BEGIN RECORDS FOR THIS TASK

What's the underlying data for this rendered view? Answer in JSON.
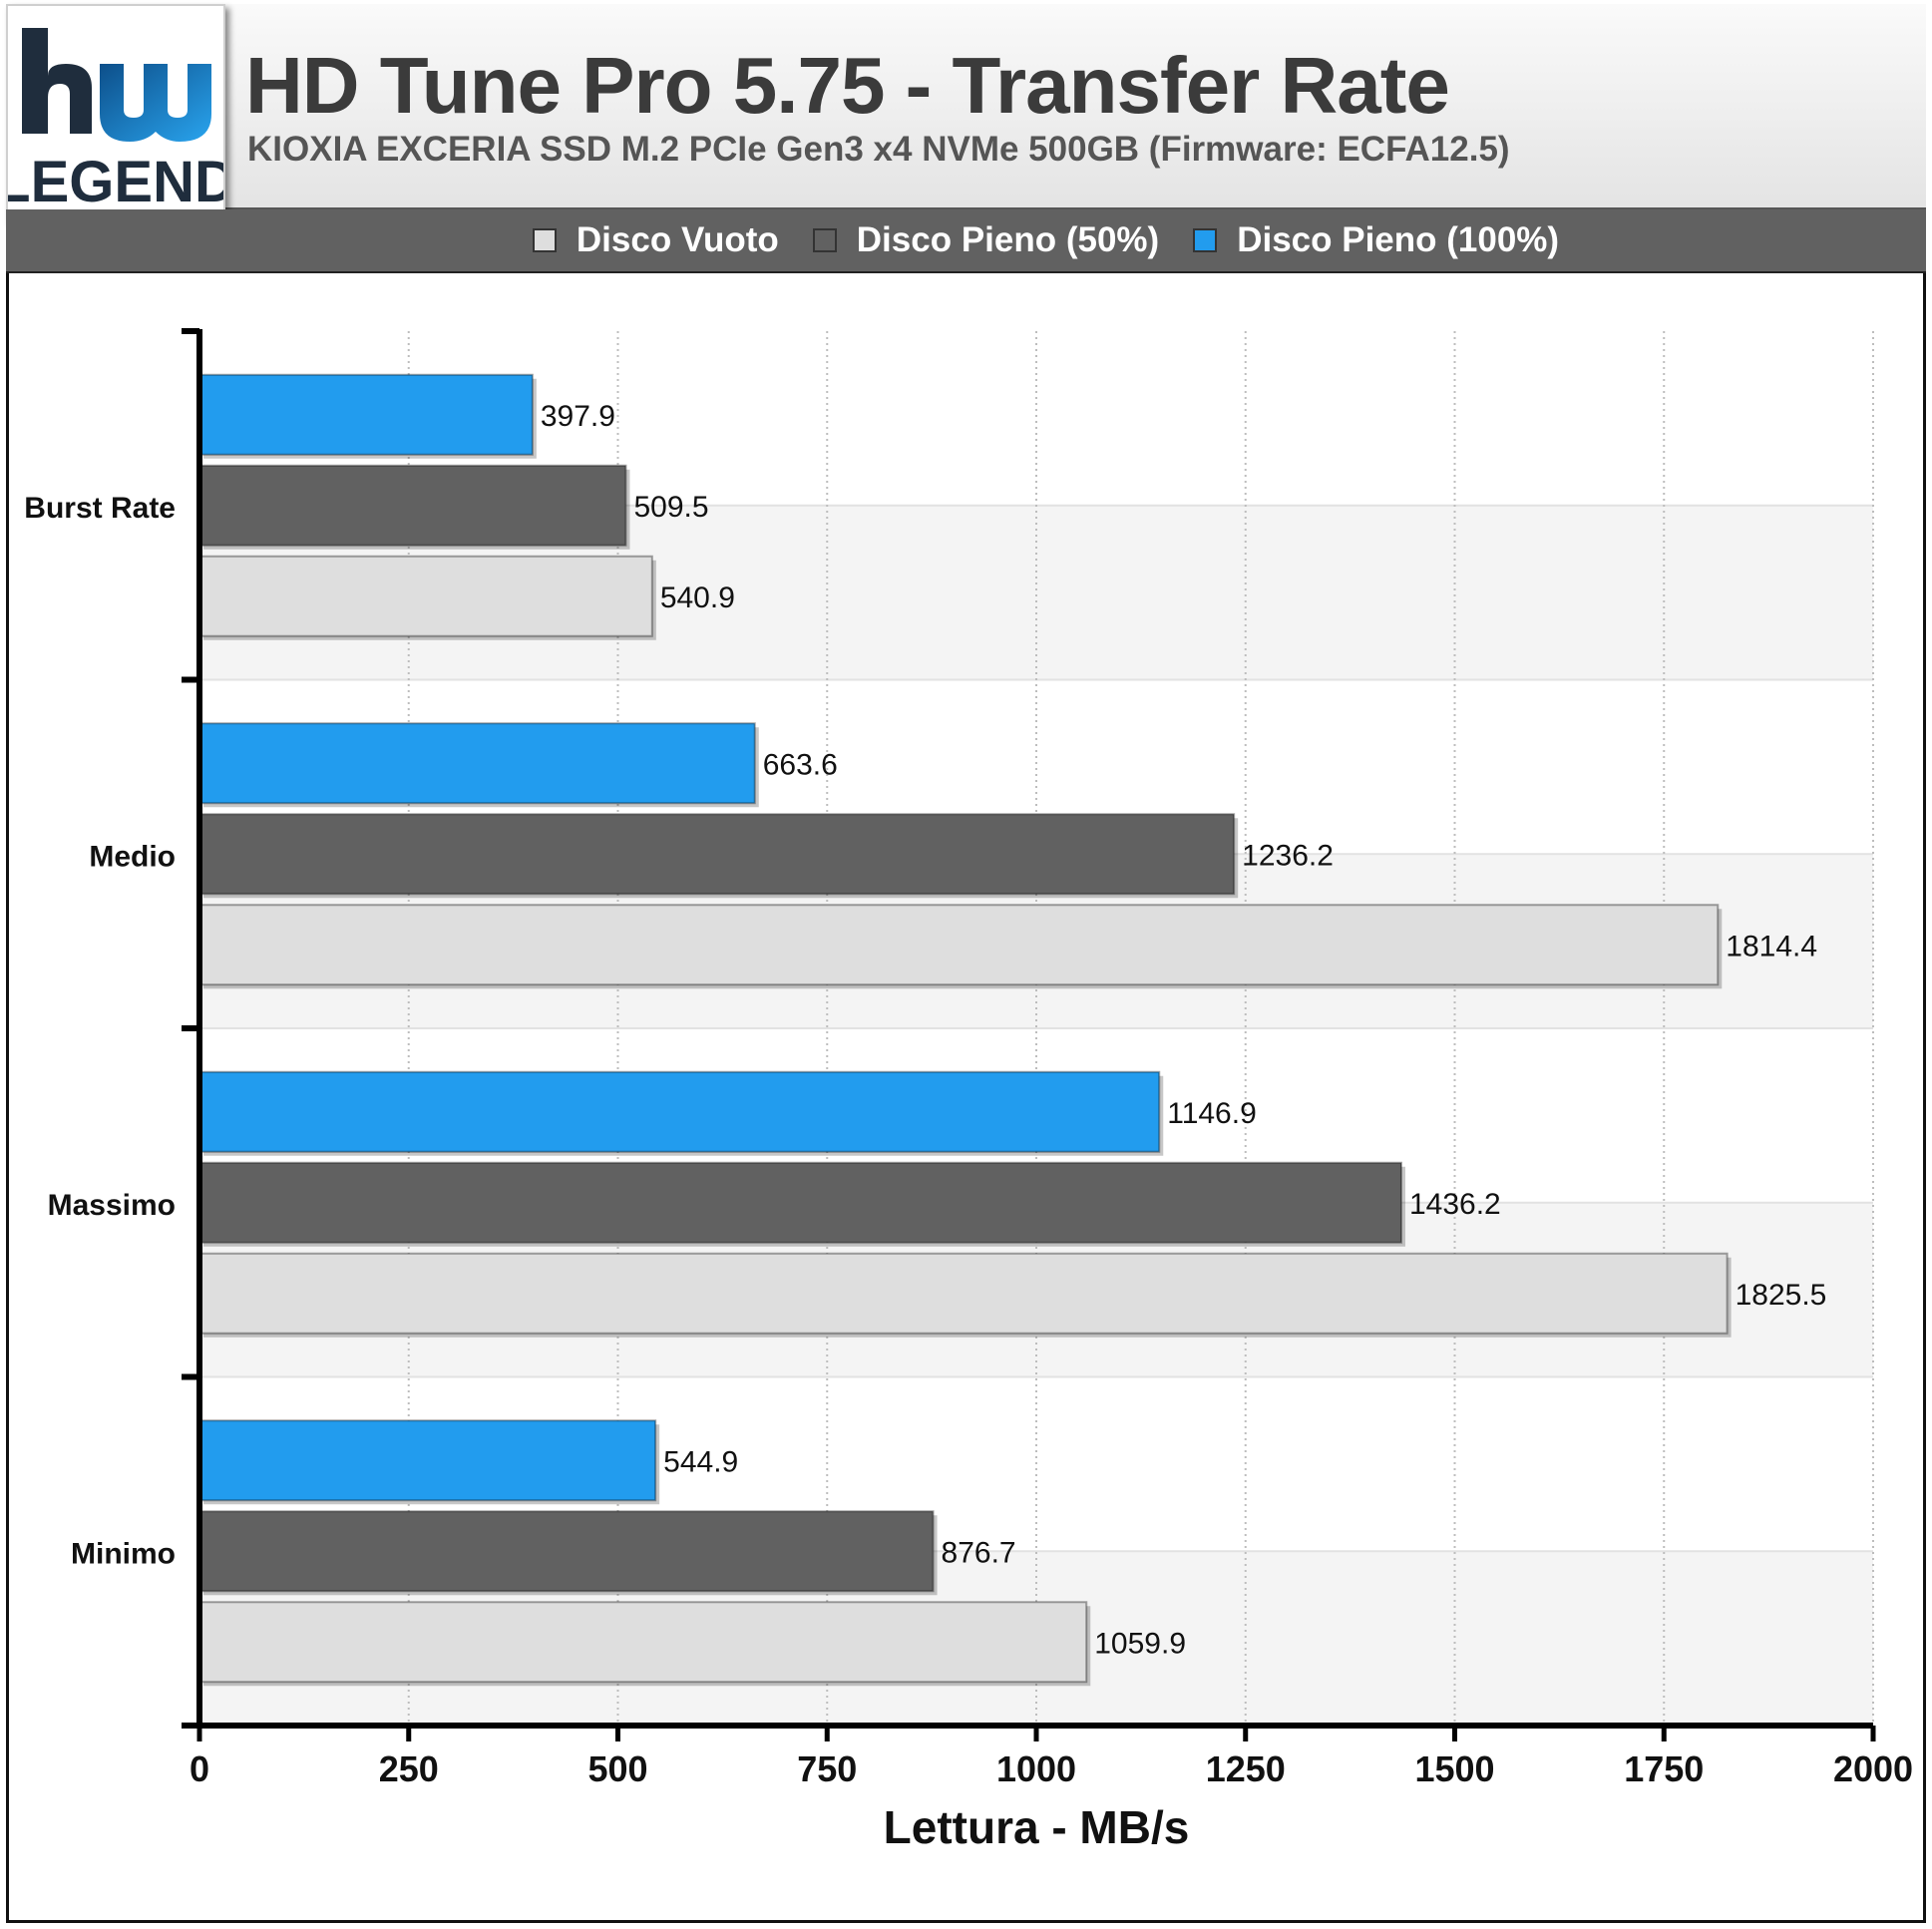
{
  "header": {
    "title": "HD Tune Pro 5.75 - Transfer Rate",
    "subtitle": "KIOXIA EXCERIA SSD M.2 PCIe Gen3 x4 NVMe 500GB (Firmware: ECFA12.5)",
    "logo_text": "LEGEND",
    "logo_mark": "hw"
  },
  "legend": [
    {
      "label": "Disco Vuoto",
      "color": "#dedede"
    },
    {
      "label": "Disco Pieno (50%)",
      "color": "#616161"
    },
    {
      "label": "Disco Pieno (100%)",
      "color": "#229cee"
    }
  ],
  "chart_data": {
    "type": "bar",
    "orientation": "horizontal",
    "categories": [
      "Burst Rate",
      "Medio",
      "Massimo",
      "Minimo"
    ],
    "series": [
      {
        "name": "Disco Pieno (100%)",
        "color": "#229cee",
        "values": [
          397.9,
          663.6,
          1146.9,
          544.9
        ]
      },
      {
        "name": "Disco Pieno (50%)",
        "color": "#616161",
        "values": [
          509.5,
          1236.2,
          1436.2,
          876.7
        ]
      },
      {
        "name": "Disco Vuoto",
        "color": "#dedede",
        "values": [
          540.9,
          1814.4,
          1825.5,
          1059.9
        ]
      }
    ],
    "xlabel": "Lettura - MB/s",
    "xlim": [
      0,
      2000
    ],
    "xticks": [
      0,
      250,
      500,
      750,
      1000,
      1250,
      1500,
      1750,
      2000
    ],
    "grid": true
  }
}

END RECORDS FOR THIS TASK

AIM:
Go through the material above and count the lines that include "Pieno". Give the number alone.

WRITTEN RESPONSE:
4